Text extract –
"Whenever I go into a restaurant, I order both a chicken and an egg to see which comes first"

Tuesday, September 13, 2016

Civilized Lunches– Sophisticated Interludes In An Otherwise Ordinary Life

Most Europeans have given up 3-hour lunches and siestas and have become more purposeful, efficient, and American.  The idea of a long, leisurely lunch with friends, by the seashore, in four-star restaurants in the 7th, or with meal tickets and couscous in the 19th has faded; and along with it a way of life.

Business has slowly but surely taken over sybaritic pleasures, trysts, cinq-a-septs, and café-cognacs; and thirty-somethings in Europe like their American counterparts eat at their desks or not at all, do take-out, and hew to the traditionalism of kinder, kirche, kuchen once reserved for women but now open to all.

There is nothing that symbolizes a culture of pleasure, sensuousness, and leisure than the civilized lunch.  Whether in Mali, Sri Lanka, the Northern Neck, Paris, or Napa Valley, the three-hour, four-course, two wine bottles, aperitif and digestif lunch more than any other event embodies a respect for personal time, social interaction, appreciation for good food and surroundings.

The Merroir Restaurant in Topping, Virginia, is the  home of the Rappahannock Oyster Company which farms oysters from four locations in the Chesapeake Bay – Olde Salts from Chincoteague, briny and tasting of the Atlantic; Sting Rays, close to the Bay, less briny but tangy with the unique mix of ocean and river typical of the region; Rappahannocks, harvested from the River, plump, sweet, and clean; and Tangier Island, unique in taste, texture, and salinity.  There are a few tables outside by the working docks of the Company overlooking the creek, and on a day with a northwest breeze there is salt in the air from the Bay and the Atlantic beyond.   On sunny days umbrellas are set, and four courses are common – oysters, clams, stews and seafood soups, salads, fresh bread, grouper and tuna, shrimp and Northern Neck vegetables.

The point is not the dining, nor the cadre, nor the Rappahannock or the Chesapeake, but the civilized lunches.  Visitors, local residents, friends and neighbors from Richmond, the Tidewater, Alexandria, and Washington go there for the allure of lunchtime.  Dinner is always special and traditional but more formal.  The Bay by day is not the Bay by night, nor are the beaches of Copacabana, the Burundian shores of Lake Tanganyika, the Corniche of Dakar, the South Coast of Haiti.

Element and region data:
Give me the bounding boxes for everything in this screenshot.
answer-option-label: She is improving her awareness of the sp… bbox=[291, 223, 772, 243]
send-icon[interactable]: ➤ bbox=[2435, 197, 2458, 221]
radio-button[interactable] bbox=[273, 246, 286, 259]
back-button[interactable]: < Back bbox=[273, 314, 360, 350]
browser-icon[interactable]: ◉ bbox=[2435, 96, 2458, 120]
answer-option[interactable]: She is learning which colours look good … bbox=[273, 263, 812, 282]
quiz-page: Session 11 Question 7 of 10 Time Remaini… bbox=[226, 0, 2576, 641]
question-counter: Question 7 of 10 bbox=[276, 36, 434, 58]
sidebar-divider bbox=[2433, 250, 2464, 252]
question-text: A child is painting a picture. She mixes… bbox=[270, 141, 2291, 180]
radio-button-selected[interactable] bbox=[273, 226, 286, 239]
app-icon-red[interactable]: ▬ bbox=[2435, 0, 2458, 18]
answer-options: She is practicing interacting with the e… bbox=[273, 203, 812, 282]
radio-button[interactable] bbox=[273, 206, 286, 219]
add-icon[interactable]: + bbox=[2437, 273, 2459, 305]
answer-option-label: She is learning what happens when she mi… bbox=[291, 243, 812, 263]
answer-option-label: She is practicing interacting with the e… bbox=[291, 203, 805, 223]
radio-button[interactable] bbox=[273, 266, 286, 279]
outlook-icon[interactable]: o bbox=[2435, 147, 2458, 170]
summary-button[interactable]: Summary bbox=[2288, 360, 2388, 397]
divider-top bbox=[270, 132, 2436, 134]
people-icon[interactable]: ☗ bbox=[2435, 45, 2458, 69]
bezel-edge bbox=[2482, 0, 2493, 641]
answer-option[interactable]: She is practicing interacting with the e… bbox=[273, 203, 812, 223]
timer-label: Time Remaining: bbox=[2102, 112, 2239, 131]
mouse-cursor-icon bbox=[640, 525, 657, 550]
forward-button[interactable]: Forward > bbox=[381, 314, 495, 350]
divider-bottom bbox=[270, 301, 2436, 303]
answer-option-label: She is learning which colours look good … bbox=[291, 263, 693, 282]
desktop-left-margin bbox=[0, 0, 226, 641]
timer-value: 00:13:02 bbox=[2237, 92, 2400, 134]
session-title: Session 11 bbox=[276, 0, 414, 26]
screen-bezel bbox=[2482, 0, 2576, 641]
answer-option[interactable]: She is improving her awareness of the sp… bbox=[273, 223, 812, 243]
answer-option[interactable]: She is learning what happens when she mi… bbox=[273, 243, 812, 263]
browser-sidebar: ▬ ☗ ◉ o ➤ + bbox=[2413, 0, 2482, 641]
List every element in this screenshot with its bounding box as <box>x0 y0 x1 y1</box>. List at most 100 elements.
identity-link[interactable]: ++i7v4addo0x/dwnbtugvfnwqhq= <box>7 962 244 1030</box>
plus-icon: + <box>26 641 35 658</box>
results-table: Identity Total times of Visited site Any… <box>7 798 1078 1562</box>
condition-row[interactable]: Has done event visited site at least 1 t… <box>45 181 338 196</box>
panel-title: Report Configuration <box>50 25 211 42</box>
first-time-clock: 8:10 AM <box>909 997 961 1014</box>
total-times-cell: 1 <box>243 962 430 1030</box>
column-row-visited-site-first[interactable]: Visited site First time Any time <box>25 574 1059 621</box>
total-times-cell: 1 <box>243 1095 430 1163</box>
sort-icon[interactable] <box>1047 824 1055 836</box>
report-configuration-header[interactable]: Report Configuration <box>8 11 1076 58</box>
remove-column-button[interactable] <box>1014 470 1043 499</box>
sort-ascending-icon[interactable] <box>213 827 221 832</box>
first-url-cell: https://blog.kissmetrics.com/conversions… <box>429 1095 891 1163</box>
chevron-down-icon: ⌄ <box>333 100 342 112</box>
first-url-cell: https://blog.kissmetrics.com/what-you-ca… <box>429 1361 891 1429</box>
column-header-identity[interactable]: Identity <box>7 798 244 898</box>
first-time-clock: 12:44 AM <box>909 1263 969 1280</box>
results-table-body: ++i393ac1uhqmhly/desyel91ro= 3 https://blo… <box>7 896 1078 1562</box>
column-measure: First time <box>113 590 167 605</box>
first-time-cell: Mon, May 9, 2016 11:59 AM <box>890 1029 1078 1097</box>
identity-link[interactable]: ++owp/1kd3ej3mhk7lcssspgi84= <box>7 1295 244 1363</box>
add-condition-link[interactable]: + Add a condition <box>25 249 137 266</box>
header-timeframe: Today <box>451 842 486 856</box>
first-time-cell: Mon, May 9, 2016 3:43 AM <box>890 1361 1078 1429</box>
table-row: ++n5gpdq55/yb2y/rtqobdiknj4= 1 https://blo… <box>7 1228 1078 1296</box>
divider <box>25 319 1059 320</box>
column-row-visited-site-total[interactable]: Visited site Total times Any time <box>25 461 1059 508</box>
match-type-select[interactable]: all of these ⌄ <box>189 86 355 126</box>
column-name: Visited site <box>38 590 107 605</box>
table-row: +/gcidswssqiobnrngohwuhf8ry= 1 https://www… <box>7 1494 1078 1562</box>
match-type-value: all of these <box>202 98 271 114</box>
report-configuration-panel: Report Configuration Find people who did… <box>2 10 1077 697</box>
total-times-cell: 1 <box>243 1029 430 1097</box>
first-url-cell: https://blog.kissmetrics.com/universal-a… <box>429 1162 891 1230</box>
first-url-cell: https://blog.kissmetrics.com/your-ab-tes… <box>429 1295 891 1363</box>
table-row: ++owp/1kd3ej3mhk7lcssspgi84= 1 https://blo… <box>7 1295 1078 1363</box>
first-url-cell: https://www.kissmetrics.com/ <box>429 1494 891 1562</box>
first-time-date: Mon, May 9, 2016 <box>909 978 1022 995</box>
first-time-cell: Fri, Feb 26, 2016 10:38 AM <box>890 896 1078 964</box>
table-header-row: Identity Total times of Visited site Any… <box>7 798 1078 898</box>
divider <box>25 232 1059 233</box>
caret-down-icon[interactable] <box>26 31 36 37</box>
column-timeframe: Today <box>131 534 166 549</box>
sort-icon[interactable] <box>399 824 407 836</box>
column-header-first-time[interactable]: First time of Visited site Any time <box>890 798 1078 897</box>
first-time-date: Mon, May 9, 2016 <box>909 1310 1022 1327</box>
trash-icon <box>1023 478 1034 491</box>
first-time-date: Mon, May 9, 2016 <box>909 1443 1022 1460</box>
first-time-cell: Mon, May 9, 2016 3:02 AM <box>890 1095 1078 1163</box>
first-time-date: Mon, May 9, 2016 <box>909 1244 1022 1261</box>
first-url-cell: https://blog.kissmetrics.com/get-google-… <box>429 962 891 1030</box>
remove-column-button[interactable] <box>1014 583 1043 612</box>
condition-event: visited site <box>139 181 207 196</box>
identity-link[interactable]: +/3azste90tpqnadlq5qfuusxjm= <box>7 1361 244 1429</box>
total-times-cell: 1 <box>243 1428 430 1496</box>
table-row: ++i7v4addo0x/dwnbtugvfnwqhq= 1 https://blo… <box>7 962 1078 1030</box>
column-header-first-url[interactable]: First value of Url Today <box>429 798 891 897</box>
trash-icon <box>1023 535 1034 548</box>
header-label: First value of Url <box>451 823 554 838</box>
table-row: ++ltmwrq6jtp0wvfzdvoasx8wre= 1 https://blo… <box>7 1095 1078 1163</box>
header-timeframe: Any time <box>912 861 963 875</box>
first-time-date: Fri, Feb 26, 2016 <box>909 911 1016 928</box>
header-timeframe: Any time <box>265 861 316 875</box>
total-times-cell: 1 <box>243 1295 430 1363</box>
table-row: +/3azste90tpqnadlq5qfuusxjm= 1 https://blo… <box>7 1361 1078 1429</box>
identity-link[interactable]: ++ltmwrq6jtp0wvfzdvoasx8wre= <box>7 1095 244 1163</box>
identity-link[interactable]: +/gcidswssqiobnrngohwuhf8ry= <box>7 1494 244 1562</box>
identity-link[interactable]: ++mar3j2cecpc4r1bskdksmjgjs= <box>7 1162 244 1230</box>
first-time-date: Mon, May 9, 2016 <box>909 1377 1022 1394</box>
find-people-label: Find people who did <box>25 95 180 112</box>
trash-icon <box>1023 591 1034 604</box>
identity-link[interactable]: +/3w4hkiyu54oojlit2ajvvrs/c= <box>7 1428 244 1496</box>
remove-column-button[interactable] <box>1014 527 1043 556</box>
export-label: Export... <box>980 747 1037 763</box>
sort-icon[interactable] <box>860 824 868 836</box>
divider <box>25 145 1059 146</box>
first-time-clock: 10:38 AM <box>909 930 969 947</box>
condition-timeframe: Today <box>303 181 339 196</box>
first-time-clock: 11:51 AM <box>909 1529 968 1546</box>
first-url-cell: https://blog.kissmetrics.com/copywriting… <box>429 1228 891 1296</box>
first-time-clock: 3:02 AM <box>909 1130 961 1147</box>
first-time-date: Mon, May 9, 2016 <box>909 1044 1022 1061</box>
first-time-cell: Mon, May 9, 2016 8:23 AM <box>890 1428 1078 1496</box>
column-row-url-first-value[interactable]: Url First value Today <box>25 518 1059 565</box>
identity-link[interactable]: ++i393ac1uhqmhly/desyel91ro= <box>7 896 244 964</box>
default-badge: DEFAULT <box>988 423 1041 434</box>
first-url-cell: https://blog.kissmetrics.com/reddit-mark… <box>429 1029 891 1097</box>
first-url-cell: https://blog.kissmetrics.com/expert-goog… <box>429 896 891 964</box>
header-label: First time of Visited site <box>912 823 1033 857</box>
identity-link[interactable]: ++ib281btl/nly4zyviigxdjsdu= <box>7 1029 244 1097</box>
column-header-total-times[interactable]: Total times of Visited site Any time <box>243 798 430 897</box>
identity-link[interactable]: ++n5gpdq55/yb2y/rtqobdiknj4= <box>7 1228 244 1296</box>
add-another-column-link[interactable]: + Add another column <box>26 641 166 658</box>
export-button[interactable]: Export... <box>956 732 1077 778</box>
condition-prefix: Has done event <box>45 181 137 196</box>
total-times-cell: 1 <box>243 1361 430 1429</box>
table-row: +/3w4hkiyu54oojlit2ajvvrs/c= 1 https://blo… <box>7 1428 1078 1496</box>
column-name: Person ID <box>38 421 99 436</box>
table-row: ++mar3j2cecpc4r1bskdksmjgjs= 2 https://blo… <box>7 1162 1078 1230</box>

Task goal – Please repeat the passage of the post on civilized lunches from "The Merroir Restaurant in" up to and including "Northern Neck vegetables.".

Solved problem –
The Merroir Restaurant in Topping, Virginia, is the  home of the Rappahannock Oyster Company which farms oysters from four locations in the Chesapeake Bay – Olde Salts from Chincoteague, briny and tasting of the Atlantic; Sting Rays, close to the Bay, less briny but tangy with the unique mix of ocean and river typical of the region; Rappahannocks, harvested from the River, plump, sweet, and clean; and Tangier Island, unique in taste, texture, and salinity.  There are a few tables outside by the working docks of the Company overlooking the creek, and on a day with a northwest breeze there is salt in the air from the Bay and the Atlantic beyond.   On sunny days umbrellas are set, and four courses are common – oysters, clams, stews and seafood soups, salads, fresh bread, grouper and tuna, shrimp and Northern Neck vegetables.